Stored data:
★ ★ ★

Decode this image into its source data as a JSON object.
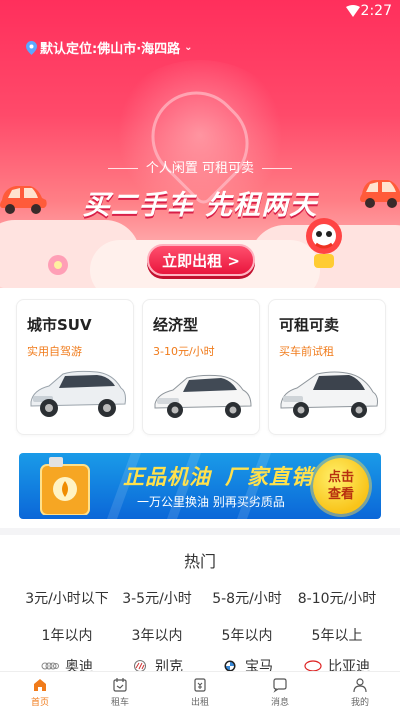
{
  "status_bar": {
    "time": "2:27"
  },
  "location": {
    "label": "默认定位:佛山市·海四路"
  },
  "hero": {
    "tagline": "个人闲置 可租可卖",
    "headline": "买二手车 先租两天",
    "cta_label": "立即出租 >"
  },
  "categories": [
    {
      "title": "城市SUV",
      "subtitle": "实用自驾游"
    },
    {
      "title": "经济型",
      "subtitle": "3-10元/小时"
    },
    {
      "title": "可租可卖",
      "subtitle": "买车前试租"
    }
  ],
  "banner": {
    "headline_part1": "正品机油",
    "headline_part2": "厂家直销",
    "subline": "一万公里换油 别再买劣质品",
    "cta_line1": "点击",
    "cta_line2": "查看"
  },
  "hot": {
    "title": "热门",
    "price_filters": [
      "3元/小时以下",
      "3-5元/小时",
      "5-8元/小时",
      "8-10元/小时"
    ],
    "age_filters": [
      "1年以内",
      "3年以内",
      "5年以内",
      "5年以上"
    ],
    "brands": [
      "奥迪",
      "别克",
      "宝马",
      "比亚迪"
    ]
  },
  "tabbar": {
    "items": [
      {
        "label": "首页",
        "icon": "home-icon",
        "active": true
      },
      {
        "label": "租车",
        "icon": "calendar-icon",
        "active": false
      },
      {
        "label": "出租",
        "icon": "document-icon",
        "active": false
      },
      {
        "label": "消息",
        "icon": "chat-bubble-icon",
        "active": false
      },
      {
        "label": "我的",
        "icon": "user-icon",
        "active": false
      }
    ],
    "active_color": "#f07b1b"
  },
  "colors": {
    "brand_red": "#ff2f5c",
    "accent_orange": "#f07b1b",
    "banner_blue": "#0b67d8"
  }
}
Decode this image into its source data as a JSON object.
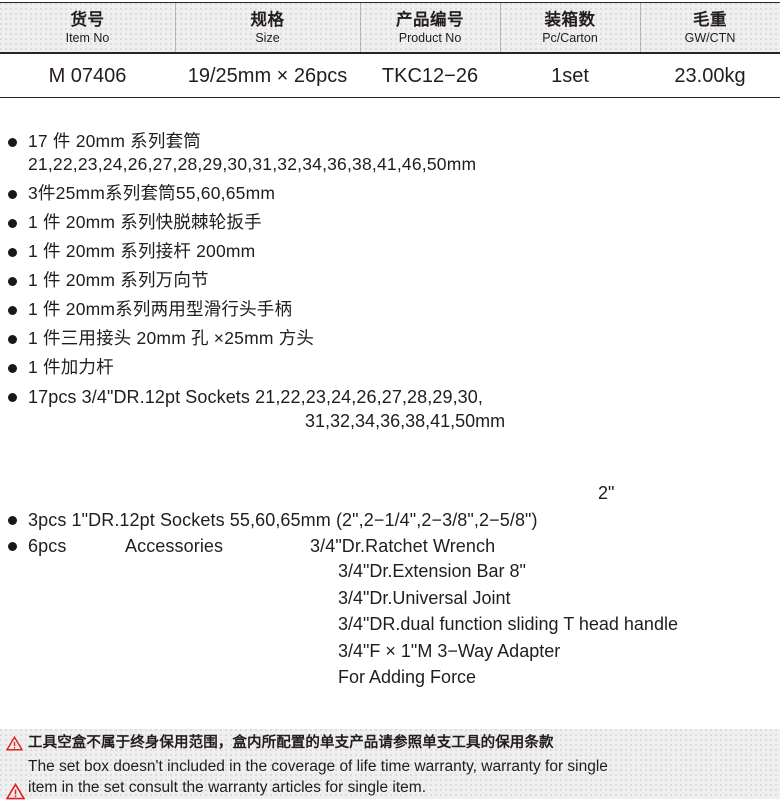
{
  "table": {
    "columns": [
      {
        "cn": "货号",
        "en": "Item No",
        "value": "M 07406"
      },
      {
        "cn": "规格",
        "en": "Size",
        "value": "19/25mm × 26pcs"
      },
      {
        "cn": "产品编号",
        "en": "Product No",
        "value": "TKC12−26"
      },
      {
        "cn": "装箱数",
        "en": "Pc/Carton",
        "value": "1set"
      },
      {
        "cn": "毛重",
        "en": "GW/CTN",
        "value": "23.00kg"
      }
    ]
  },
  "chinese_items": [
    {
      "line1": "17 件 20mm 系列套筒",
      "line2": "21,22,23,24,26,27,28,29,30,31,32,34,36,38,41,46,50mm"
    },
    {
      "line1": "3件25mm系列套筒55,60,65mm"
    },
    {
      "line1": "1 件 20mm 系列快脱棘轮扳手"
    },
    {
      "line1": "1 件 20mm 系列接杆 200mm"
    },
    {
      "line1": "1 件 20mm 系列万向节"
    },
    {
      "line1": "1 件 20mm系列两用型滑行头手柄"
    },
    {
      "line1": "1 件三用接头 20mm 孔 ×25mm 方头"
    },
    {
      "line1": "1 件加力杆"
    }
  ],
  "english_items": {
    "sockets_17": {
      "line1": "17pcs  3/4\"DR.12pt Sockets    21,22,23,24,26,27,28,29,30,",
      "line2": "31,32,34,36,38,41,50mm"
    },
    "superscript_note": "2\"",
    "sockets_3": "3pcs  1\"DR.12pt Sockets  55,60,65mm (2\",2−1/4\",2−3/8\",2−5/8\")",
    "accessories": {
      "count": "6pcs",
      "label": "Accessories",
      "first": "3/4\"Dr.Ratchet Wrench",
      "rest": [
        "3/4\"Dr.Extension Bar 8\"",
        "3/4\"Dr.Universal Joint",
        "3/4\"DR.dual function sliding T head handle",
        "3/4\"F × 1\"M 3−Way Adapter",
        "For Adding Force"
      ]
    }
  },
  "warning": {
    "cn": "工具空盒不属于终身保用范围，盒内所配置的单支产品请参照单支工具的保用条款",
    "en_line1": "The set box doesn't included in the coverage of life time warranty, warranty for single",
    "en_line2": "item in the set consult the warranty articles for single item.",
    "icon_color": "#e02020"
  }
}
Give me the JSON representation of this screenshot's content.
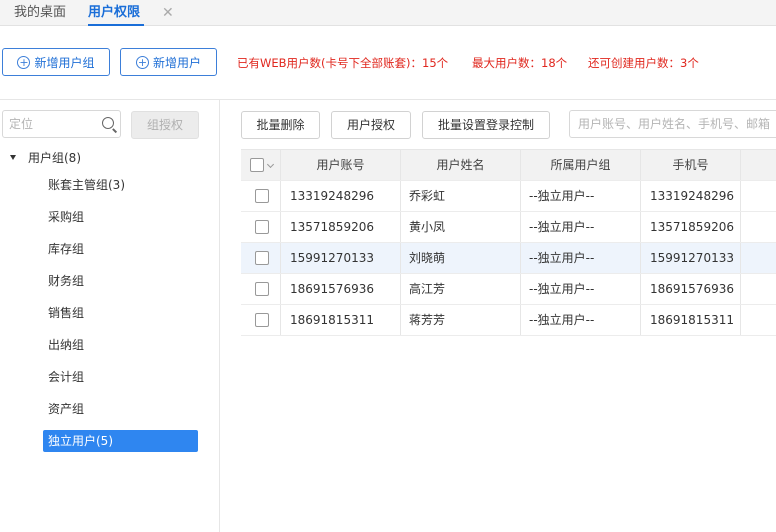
{
  "tabs": {
    "home": "我的桌面",
    "active": "用户权限",
    "close": "✕"
  },
  "toolbar": {
    "add_group": "新增用户组",
    "add_user": "新增用户",
    "web_users": "已有WEB用户数(卡号下全部账套)：15个",
    "max_users": "最大用户数：18个",
    "remaining": "还可创建用户数：3个",
    "accent": "#1f6fd6",
    "alert_color": "#e0271e"
  },
  "left": {
    "locate_placeholder": "定位",
    "group_grant": "组授权",
    "root": "用户组(8)",
    "items": [
      {
        "label": "账套主管组(3)"
      },
      {
        "label": "采购组"
      },
      {
        "label": "库存组"
      },
      {
        "label": "财务组"
      },
      {
        "label": "销售组"
      },
      {
        "label": "出纳组"
      },
      {
        "label": "会计组"
      },
      {
        "label": "资产组"
      },
      {
        "label": "独立用户(5)",
        "selected": true
      }
    ]
  },
  "actions": {
    "batch_delete": "批量删除",
    "user_auth": "用户授权",
    "batch_login": "批量设置登录控制",
    "search_placeholder": "用户账号、用户姓名、手机号、邮箱"
  },
  "table": {
    "columns": [
      "用户账号",
      "用户姓名",
      "所属用户组",
      "手机号"
    ],
    "rows": [
      [
        "13319248296",
        "乔彩虹",
        "--独立用户--",
        "13319248296"
      ],
      [
        "13571859206",
        "黄小凤",
        "--独立用户--",
        "13571859206"
      ],
      [
        "15991270133",
        "刘晓萌",
        "--独立用户--",
        "15991270133"
      ],
      [
        "18691576936",
        "高江芳",
        "--独立用户--",
        "18691576936"
      ],
      [
        "18691815311",
        "蒋芳芳",
        "--独立用户--",
        "18691815311"
      ]
    ],
    "highlight_row": 2
  }
}
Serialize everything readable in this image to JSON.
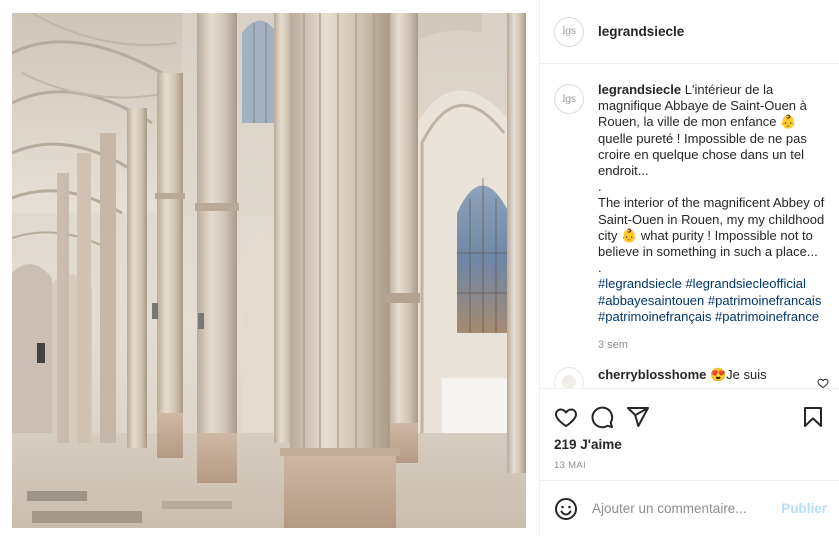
{
  "header": {
    "avatar_monogram": "lgs",
    "username": "legrandsiecle"
  },
  "photo": {
    "description_icon": "cathedral-interior-photo"
  },
  "caption": {
    "username": "legrandsiecle",
    "text_fr": "L'intérieur de la magnifique Abbaye de Saint-Ouen à Rouen, la ville de mon enfance 👶 quelle pureté ! Impossible de ne pas croire en quelque chose dans un tel endroit...",
    "dot1": ".",
    "text_en": "The interior of the magnificent Abbey of Saint-Ouen in Rouen, my my childhood city 👶 what purity ! Impossible not to believe in something in such a place...",
    "dot2": ".",
    "hashtags": "#legrandsiecle #legrandsiecleofficial #abbayesaintouen #patrimoinefrancais #patrimoinefrançais #patrimoinefrance",
    "time_ago": "3 sem"
  },
  "comment": {
    "username": "cherryblosshome",
    "text": "😍Je suis"
  },
  "actions": {
    "like_icon": "heart-icon",
    "comment_icon": "comment-bubble-icon",
    "share_icon": "paper-plane-icon",
    "save_icon": "bookmark-icon",
    "likes": "219 J'aime",
    "date": "13 MAI"
  },
  "add_comment": {
    "emoji_icon": "smiley-icon",
    "placeholder": "Ajouter un commentaire...",
    "post_label": "Publier"
  },
  "colors": {
    "link": "#00376b",
    "post_button_disabled": "#b2dffc",
    "secondary_text": "#8e8e8e"
  }
}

★ ★ ★

* WHAT YOU WILL DO: All records must be output exactly as they are, except for the pictures, which are left out.

* OUTPUT OF THE EXERCISE:
Decode this image into its source data as a JSON object.
{
  "status_bar": {
    "time": "2:27"
  },
  "location": {
    "label": "默认定位:佛山市·海四路"
  },
  "hero": {
    "tagline": "个人闲置 可租可卖",
    "headline": "买二手车 先租两天",
    "cta_label": "立即出租 >"
  },
  "categories": [
    {
      "title": "城市SUV",
      "subtitle": "实用自驾游"
    },
    {
      "title": "经济型",
      "subtitle": "3-10元/小时"
    },
    {
      "title": "可租可卖",
      "subtitle": "买车前试租"
    }
  ],
  "banner": {
    "headline_part1": "正品机油",
    "headline_part2": "厂家直销",
    "subline": "一万公里换油 别再买劣质品",
    "cta_line1": "点击",
    "cta_line2": "查看"
  },
  "hot": {
    "title": "热门",
    "price_filters": [
      "3元/小时以下",
      "3-5元/小时",
      "5-8元/小时",
      "8-10元/小时"
    ],
    "age_filters": [
      "1年以内",
      "3年以内",
      "5年以内",
      "5年以上"
    ],
    "brands": [
      "奥迪",
      "别克",
      "宝马",
      "比亚迪"
    ]
  },
  "tabbar": {
    "items": [
      {
        "label": "首页",
        "icon": "home-icon",
        "active": true
      },
      {
        "label": "租车",
        "icon": "calendar-icon",
        "active": false
      },
      {
        "label": "出租",
        "icon": "document-icon",
        "active": false
      },
      {
        "label": "消息",
        "icon": "chat-bubble-icon",
        "active": false
      },
      {
        "label": "我的",
        "icon": "user-icon",
        "active": false
      }
    ],
    "active_color": "#f07b1b"
  },
  "colors": {
    "brand_red": "#ff2f5c",
    "accent_orange": "#f07b1b",
    "banner_blue": "#0b67d8"
  }
}
Decode this image into its source data as a JSON object.
{
  "table": {
    "columns": [
      {
        "cn": "货号",
        "en": "Item No",
        "value": "M 07406"
      },
      {
        "cn": "规格",
        "en": "Size",
        "value": "19/25mm × 26pcs"
      },
      {
        "cn": "产品编号",
        "en": "Product No",
        "value": "TKC12−26"
      },
      {
        "cn": "装箱数",
        "en": "Pc/Carton",
        "value": "1set"
      },
      {
        "cn": "毛重",
        "en": "GW/CTN",
        "value": "23.00kg"
      }
    ]
  },
  "chinese_items": [
    {
      "line1": "17 件 20mm 系列套筒",
      "line2": "21,22,23,24,26,27,28,29,30,31,32,34,36,38,41,46,50mm"
    },
    {
      "line1": "3件25mm系列套筒55,60,65mm"
    },
    {
      "line1": "1 件 20mm 系列快脱棘轮扳手"
    },
    {
      "line1": "1 件 20mm 系列接杆 200mm"
    },
    {
      "line1": "1 件 20mm 系列万向节"
    },
    {
      "line1": "1 件 20mm系列两用型滑行头手柄"
    },
    {
      "line1": "1 件三用接头 20mm 孔 ×25mm 方头"
    },
    {
      "line1": "1 件加力杆"
    }
  ],
  "english_items": {
    "sockets_17": {
      "line1": "17pcs  3/4\"DR.12pt Sockets    21,22,23,24,26,27,28,29,30,",
      "line2": "31,32,34,36,38,41,50mm"
    },
    "superscript_note": "2\"",
    "sockets_3": "3pcs  1\"DR.12pt Sockets  55,60,65mm (2\",2−1/4\",2−3/8\",2−5/8\")",
    "accessories": {
      "count": "6pcs",
      "label": "Accessories",
      "first": "3/4\"Dr.Ratchet Wrench",
      "rest": [
        "3/4\"Dr.Extension Bar 8\"",
        "3/4\"Dr.Universal Joint",
        "3/4\"DR.dual function sliding T head handle",
        "3/4\"F × 1\"M 3−Way Adapter",
        "For Adding Force"
      ]
    }
  },
  "warning": {
    "cn": "工具空盒不属于终身保用范围，盒内所配置的单支产品请参照单支工具的保用条款",
    "en_line1": "The set box doesn't included in the coverage of life time warranty, warranty for single",
    "en_line2": "item in the set consult the warranty articles for single item.",
    "icon_color": "#e02020"
  }
}
Give me the JSON representation of this screenshot's content.
{
  "tabs": {
    "home": "我的桌面",
    "active": "用户权限",
    "close": "✕"
  },
  "toolbar": {
    "add_group": "新增用户组",
    "add_user": "新增用户",
    "web_users": "已有WEB用户数(卡号下全部账套)：15个",
    "max_users": "最大用户数：18个",
    "remaining": "还可创建用户数：3个",
    "accent": "#1f6fd6",
    "alert_color": "#e0271e"
  },
  "left": {
    "locate_placeholder": "定位",
    "group_grant": "组授权",
    "root": "用户组(8)",
    "items": [
      {
        "label": "账套主管组(3)"
      },
      {
        "label": "采购组"
      },
      {
        "label": "库存组"
      },
      {
        "label": "财务组"
      },
      {
        "label": "销售组"
      },
      {
        "label": "出纳组"
      },
      {
        "label": "会计组"
      },
      {
        "label": "资产组"
      },
      {
        "label": "独立用户(5)",
        "selected": true
      }
    ]
  },
  "actions": {
    "batch_delete": "批量删除",
    "user_auth": "用户授权",
    "batch_login": "批量设置登录控制",
    "search_placeholder": "用户账号、用户姓名、手机号、邮箱"
  },
  "table": {
    "columns": [
      "用户账号",
      "用户姓名",
      "所属用户组",
      "手机号"
    ],
    "rows": [
      [
        "13319248296",
        "乔彩虹",
        "--独立用户--",
        "13319248296"
      ],
      [
        "13571859206",
        "黄小凤",
        "--独立用户--",
        "13571859206"
      ],
      [
        "15991270133",
        "刘晓萌",
        "--独立用户--",
        "15991270133"
      ],
      [
        "18691576936",
        "高江芳",
        "--独立用户--",
        "18691576936"
      ],
      [
        "18691815311",
        "蒋芳芳",
        "--独立用户--",
        "18691815311"
      ]
    ],
    "highlight_row": 2
  }
}
Serialize everything readable in this image to JSON.
{
  "header": {
    "avatar_monogram": "lgs",
    "username": "legrandsiecle"
  },
  "photo": {
    "description_icon": "cathedral-interior-photo"
  },
  "caption": {
    "username": "legrandsiecle",
    "text_fr": "L'intérieur de la magnifique Abbaye de Saint-Ouen à Rouen, la ville de mon enfance 👶 quelle pureté ! Impossible de ne pas croire en quelque chose dans un tel endroit...",
    "dot1": ".",
    "text_en": "The interior of the magnificent Abbey of Saint-Ouen in Rouen, my my childhood city 👶 what purity ! Impossible not to believe in something in such a place...",
    "dot2": ".",
    "hashtags": "#legrandsiecle #legrandsiecleofficial #abbayesaintouen #patrimoinefrancais #patrimoinefrançais #patrimoinefrance",
    "time_ago": "3 sem"
  },
  "comment": {
    "username": "cherryblosshome",
    "text": "😍Je suis"
  },
  "actions": {
    "like_icon": "heart-icon",
    "comment_icon": "comment-bubble-icon",
    "share_icon": "paper-plane-icon",
    "save_icon": "bookmark-icon",
    "likes": "219 J'aime",
    "date": "13 MAI"
  },
  "add_comment": {
    "emoji_icon": "smiley-icon",
    "placeholder": "Ajouter un commentaire...",
    "post_label": "Publier"
  },
  "colors": {
    "link": "#00376b",
    "post_button_disabled": "#b2dffc",
    "secondary_text": "#8e8e8e"
  }
}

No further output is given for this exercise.